In the entries that follow, how many lines hold the string "Centers"? Give only that number.

-- BEGIN TASK MATERIAL --

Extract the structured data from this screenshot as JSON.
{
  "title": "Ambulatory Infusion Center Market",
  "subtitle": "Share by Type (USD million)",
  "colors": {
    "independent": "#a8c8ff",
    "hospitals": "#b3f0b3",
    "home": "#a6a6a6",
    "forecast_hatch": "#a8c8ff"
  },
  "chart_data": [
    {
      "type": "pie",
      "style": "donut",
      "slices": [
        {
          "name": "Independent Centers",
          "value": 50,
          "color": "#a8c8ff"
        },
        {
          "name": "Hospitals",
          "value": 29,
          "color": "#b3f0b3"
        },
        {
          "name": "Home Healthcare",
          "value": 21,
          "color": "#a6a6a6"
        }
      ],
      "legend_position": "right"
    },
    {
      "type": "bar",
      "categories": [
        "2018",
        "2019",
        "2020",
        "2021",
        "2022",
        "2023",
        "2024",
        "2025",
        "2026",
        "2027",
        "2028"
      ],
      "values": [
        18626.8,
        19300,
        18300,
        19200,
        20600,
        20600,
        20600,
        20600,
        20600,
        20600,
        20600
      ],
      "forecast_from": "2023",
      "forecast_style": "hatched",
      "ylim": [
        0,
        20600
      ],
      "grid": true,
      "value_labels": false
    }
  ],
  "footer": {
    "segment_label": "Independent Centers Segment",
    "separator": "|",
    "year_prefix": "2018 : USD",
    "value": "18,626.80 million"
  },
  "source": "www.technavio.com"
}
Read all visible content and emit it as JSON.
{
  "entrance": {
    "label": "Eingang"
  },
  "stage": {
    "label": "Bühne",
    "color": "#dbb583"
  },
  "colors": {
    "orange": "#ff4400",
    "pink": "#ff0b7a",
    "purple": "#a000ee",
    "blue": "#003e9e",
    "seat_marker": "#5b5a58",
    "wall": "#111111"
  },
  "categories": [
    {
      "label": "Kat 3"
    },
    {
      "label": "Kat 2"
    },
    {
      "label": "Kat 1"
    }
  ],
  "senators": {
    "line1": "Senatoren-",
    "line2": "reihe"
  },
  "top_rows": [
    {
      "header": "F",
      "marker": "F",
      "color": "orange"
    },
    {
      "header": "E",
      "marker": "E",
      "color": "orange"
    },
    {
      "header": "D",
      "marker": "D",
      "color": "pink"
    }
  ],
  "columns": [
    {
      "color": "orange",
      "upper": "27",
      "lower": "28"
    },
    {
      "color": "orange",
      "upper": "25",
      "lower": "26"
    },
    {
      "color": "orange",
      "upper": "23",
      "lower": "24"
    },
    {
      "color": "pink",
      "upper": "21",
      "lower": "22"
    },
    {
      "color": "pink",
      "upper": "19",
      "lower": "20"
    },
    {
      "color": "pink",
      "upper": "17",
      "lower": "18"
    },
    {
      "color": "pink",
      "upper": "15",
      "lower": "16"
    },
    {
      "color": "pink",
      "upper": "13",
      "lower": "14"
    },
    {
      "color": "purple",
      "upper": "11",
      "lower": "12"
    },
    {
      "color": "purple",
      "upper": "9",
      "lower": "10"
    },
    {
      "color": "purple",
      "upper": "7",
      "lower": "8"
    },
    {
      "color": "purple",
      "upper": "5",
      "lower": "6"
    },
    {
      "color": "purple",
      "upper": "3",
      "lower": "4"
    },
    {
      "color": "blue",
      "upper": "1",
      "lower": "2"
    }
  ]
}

-- END TASK MATERIAL --

> **ANSWER FOR THIS EXERCISE**: 2